__WRITTEN REQUEST A__
In the essay about life as a guest in the white evangelical world, which book by Edward Gilbreath is named?

__TEXT TO READ__
# # # #
My only pushback would be the posture of his letter. I don’t know y’all, but at the age of 44, and having spent over half my life as a guest in the white evangelical world, I’m tired of begging to be noticed, considered, and invited.

I’m tired of begging white evangelical academics to include people of color on their required reading lists.

I’m tired of begging white homiletics professors to lengthen their references of good preachers to preachers of color.

I’m tired of urban hipster church planters, planting churches in gentrifying neighborhoods never once considering existing minority churches in those neighborhoods as ones to learn from and partner with.

I’m tired of recommending young minority leaders to serve on white church staffs, and watching them get used as tokens to show how “serious” the church is about diversity, only to see it end very badly.

I’m tired of the silence of other minority leaders who, in their pursuit of climbing Mount Significance, are scared to speak the truth for fear of not being invited to some conference, missing out on a book deal, and not having their brand established or extended.

I’m tired of the insensitive comments I’ll get to articles like this from our white friends, not because it’s pushback, but because they have grown up in all white churches that refuse to educate them on biblical, gospel issues like diversity and racial reconciliation.

I’m tired of seeing white evangelical leaders post pictures of praying with President Donald Trump, but not posting pictures of them praying with President Barak Obama.

(Yes, I know to just about every instance above lies outlier examples of that rare exception. But by and large these generalities ring true.)

I’m just tired.

Being on the ‘Visiting Team’

Have I given up? No. Am I weary? Yes. Edward Gilbreath says in his book Reconciliation Blues that those of us in the work of reconciliation serve as bridges, and it is the nature of bridges to get stepped on. I’ve been stepped on a lot over the years, and so have many others, to the point where there is an army of us who are both deeply committed to genuine reconciliation, but are convinced the historic method of fulfilling our white siblings’ agenda no longer works.

I don’t care how good your team is, when you’re always the visitor playing in someone else’s stadium, your chances of true equality are grossly diminished.
# # # #
__WRITTEN REQUEST B__
Turn the records from the line with "850°C bbox=[313, 284, 321, 290]" to the line with "900°C bbox=[137, 303, 145, 309]" into a numbered list, leaving out any blank lines.

__Records from a data collection__
# # # #
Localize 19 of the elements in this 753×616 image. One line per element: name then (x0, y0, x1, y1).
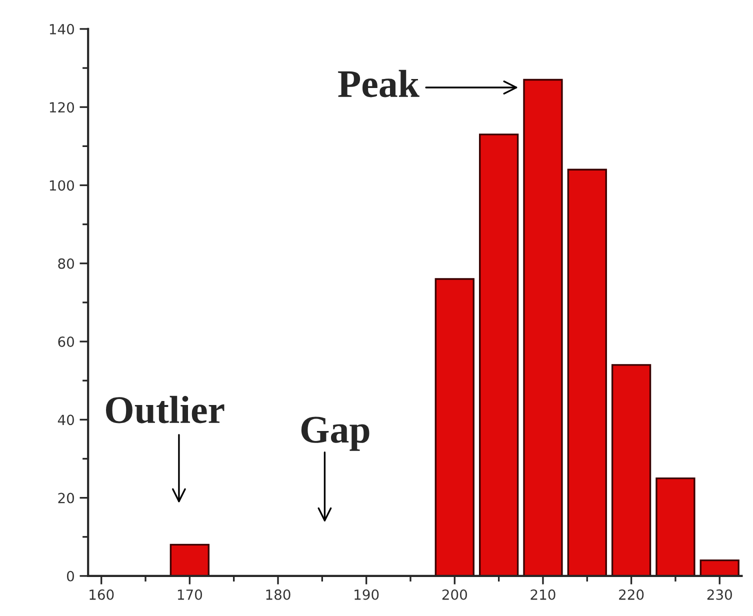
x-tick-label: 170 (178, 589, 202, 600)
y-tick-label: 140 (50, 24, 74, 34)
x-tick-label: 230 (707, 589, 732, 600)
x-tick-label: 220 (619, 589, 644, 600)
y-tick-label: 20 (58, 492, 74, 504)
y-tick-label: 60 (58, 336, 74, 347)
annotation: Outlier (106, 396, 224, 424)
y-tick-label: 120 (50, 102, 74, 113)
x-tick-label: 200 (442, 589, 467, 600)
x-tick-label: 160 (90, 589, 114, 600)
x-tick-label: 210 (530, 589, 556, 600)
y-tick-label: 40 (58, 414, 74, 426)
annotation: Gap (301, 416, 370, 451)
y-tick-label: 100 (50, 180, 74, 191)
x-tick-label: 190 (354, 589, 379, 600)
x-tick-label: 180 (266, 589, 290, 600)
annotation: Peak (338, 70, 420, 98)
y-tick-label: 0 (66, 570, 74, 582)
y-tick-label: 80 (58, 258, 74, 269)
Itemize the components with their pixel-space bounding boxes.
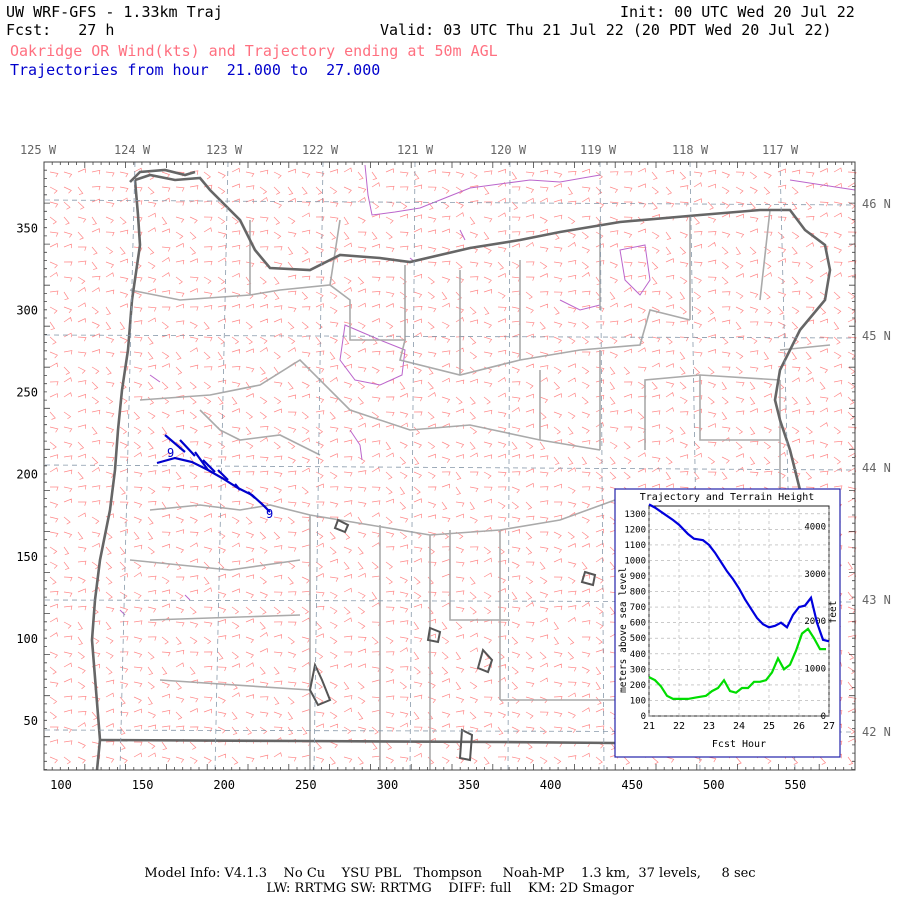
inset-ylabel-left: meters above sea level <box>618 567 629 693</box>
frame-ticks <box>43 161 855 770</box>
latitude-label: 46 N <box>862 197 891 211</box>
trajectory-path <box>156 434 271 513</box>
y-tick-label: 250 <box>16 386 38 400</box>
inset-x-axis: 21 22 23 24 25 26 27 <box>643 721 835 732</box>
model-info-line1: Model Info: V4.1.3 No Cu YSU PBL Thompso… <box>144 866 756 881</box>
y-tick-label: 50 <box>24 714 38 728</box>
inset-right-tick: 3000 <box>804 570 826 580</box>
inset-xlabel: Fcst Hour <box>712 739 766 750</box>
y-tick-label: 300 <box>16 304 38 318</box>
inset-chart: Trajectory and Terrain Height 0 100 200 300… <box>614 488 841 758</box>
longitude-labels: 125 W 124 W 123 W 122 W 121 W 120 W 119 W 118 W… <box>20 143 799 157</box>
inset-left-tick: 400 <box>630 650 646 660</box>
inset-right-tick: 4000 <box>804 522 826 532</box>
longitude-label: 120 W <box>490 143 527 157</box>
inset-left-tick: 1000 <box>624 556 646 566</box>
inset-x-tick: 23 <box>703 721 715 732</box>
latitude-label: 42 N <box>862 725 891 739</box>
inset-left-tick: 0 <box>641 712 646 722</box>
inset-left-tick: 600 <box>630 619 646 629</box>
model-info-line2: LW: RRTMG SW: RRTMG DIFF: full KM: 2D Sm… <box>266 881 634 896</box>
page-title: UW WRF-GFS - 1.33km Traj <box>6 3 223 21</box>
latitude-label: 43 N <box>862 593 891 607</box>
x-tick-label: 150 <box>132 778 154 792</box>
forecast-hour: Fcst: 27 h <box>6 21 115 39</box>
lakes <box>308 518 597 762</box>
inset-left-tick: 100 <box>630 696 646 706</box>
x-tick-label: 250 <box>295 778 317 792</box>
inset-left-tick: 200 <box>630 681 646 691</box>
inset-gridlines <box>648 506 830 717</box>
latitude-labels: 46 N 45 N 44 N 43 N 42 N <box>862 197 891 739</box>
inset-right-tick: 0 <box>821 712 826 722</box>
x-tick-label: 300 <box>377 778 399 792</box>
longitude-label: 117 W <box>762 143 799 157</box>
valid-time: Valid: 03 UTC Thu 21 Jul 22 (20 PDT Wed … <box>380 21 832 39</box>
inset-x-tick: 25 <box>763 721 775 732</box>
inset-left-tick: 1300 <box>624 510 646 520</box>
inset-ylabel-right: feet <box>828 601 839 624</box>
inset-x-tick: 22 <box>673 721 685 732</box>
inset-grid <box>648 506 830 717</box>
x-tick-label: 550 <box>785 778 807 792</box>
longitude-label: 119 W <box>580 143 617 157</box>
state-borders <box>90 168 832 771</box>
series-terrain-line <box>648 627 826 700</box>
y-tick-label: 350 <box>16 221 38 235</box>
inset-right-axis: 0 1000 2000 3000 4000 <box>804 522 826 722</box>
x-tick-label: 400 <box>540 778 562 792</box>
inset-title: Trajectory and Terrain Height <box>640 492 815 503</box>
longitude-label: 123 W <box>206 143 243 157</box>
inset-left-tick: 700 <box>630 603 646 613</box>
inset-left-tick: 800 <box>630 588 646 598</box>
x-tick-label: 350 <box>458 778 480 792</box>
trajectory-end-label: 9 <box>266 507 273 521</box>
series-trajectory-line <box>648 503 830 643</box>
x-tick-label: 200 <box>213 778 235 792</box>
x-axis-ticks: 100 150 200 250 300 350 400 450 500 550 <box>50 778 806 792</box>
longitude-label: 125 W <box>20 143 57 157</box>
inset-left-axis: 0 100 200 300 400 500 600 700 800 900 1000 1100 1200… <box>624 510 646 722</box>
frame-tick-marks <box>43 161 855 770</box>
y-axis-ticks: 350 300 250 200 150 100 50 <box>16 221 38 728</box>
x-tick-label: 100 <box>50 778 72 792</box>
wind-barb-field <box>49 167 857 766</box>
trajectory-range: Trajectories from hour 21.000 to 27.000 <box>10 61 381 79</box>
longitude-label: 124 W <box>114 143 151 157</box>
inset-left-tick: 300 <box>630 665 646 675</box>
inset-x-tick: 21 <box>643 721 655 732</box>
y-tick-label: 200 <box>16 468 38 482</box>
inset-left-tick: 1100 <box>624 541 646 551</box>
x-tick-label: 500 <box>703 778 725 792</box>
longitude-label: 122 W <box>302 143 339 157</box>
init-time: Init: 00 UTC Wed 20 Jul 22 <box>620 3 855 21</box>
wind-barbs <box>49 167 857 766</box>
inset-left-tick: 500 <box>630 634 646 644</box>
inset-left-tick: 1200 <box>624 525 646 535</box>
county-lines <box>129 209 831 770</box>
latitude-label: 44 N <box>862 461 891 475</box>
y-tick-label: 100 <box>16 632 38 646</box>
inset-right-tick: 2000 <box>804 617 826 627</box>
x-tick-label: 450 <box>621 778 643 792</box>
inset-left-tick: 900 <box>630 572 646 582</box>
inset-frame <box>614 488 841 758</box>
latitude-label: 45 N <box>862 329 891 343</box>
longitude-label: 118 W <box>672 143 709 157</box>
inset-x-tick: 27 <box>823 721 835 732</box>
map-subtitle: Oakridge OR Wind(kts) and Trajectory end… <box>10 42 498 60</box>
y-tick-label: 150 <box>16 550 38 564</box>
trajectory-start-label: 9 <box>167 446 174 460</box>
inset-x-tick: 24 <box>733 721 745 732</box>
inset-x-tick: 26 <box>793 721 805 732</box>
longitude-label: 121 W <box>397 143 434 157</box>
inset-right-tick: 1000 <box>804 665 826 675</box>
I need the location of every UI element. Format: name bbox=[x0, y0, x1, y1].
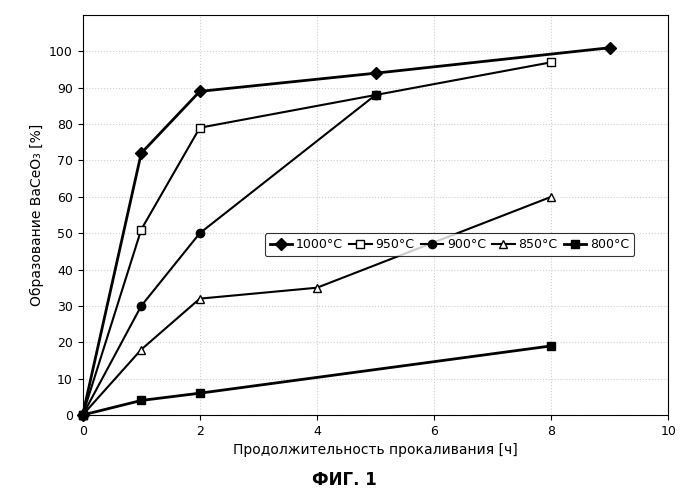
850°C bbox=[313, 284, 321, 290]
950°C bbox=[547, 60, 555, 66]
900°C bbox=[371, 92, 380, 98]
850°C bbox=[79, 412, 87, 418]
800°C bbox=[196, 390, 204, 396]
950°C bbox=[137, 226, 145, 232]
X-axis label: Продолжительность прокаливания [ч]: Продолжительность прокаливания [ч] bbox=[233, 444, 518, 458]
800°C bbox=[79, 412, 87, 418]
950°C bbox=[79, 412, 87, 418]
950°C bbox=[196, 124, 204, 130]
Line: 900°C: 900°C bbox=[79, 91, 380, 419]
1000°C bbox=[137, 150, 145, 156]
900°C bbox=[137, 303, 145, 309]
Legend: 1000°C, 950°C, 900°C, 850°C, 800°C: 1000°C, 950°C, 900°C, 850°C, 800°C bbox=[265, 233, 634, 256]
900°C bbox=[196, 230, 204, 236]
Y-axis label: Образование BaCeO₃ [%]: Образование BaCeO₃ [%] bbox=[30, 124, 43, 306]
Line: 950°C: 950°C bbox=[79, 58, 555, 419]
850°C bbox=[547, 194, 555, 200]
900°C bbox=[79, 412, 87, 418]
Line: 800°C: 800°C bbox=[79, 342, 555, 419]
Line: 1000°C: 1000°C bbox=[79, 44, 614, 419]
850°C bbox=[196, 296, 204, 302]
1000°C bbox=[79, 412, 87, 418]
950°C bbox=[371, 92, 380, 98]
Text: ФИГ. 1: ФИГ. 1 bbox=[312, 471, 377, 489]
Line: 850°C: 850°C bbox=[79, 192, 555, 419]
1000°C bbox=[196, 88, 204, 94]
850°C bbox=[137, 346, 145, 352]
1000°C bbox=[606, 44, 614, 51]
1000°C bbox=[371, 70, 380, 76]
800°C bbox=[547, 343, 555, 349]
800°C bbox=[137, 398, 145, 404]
# # # #
__CORRECT RESULT A__
Reconciliation Blues

__CORRECT RESULT B__
1. 850°C bbox=[313, 284, 321, 290]
2. 950°C bbox=[547, 60, 555, 66]
3. 900°C bbox=[371, 92, 380, 98]
4. 850°C bbox=[79, 412, 87, 418]
5. 800°C bbox=[196, 390, 204, 396]
6. 950°C bbox=[137, 226, 145, 232]
7. X-axis label: Продолжительность прокаливания [ч]: Продолжительность прокаливания [ч] bbox=[233, 444, 518, 458]
8. 800°C bbox=[79, 412, 87, 418]
9. 950°C bbox=[79, 412, 87, 418]
10. 950°C bbox=[196, 124, 204, 130]
11. Line: 900°C: 900°C bbox=[79, 91, 380, 419]
12. 1000°C bbox=[137, 150, 145, 156]
13. 900°C bbox=[137, 303, 145, 309]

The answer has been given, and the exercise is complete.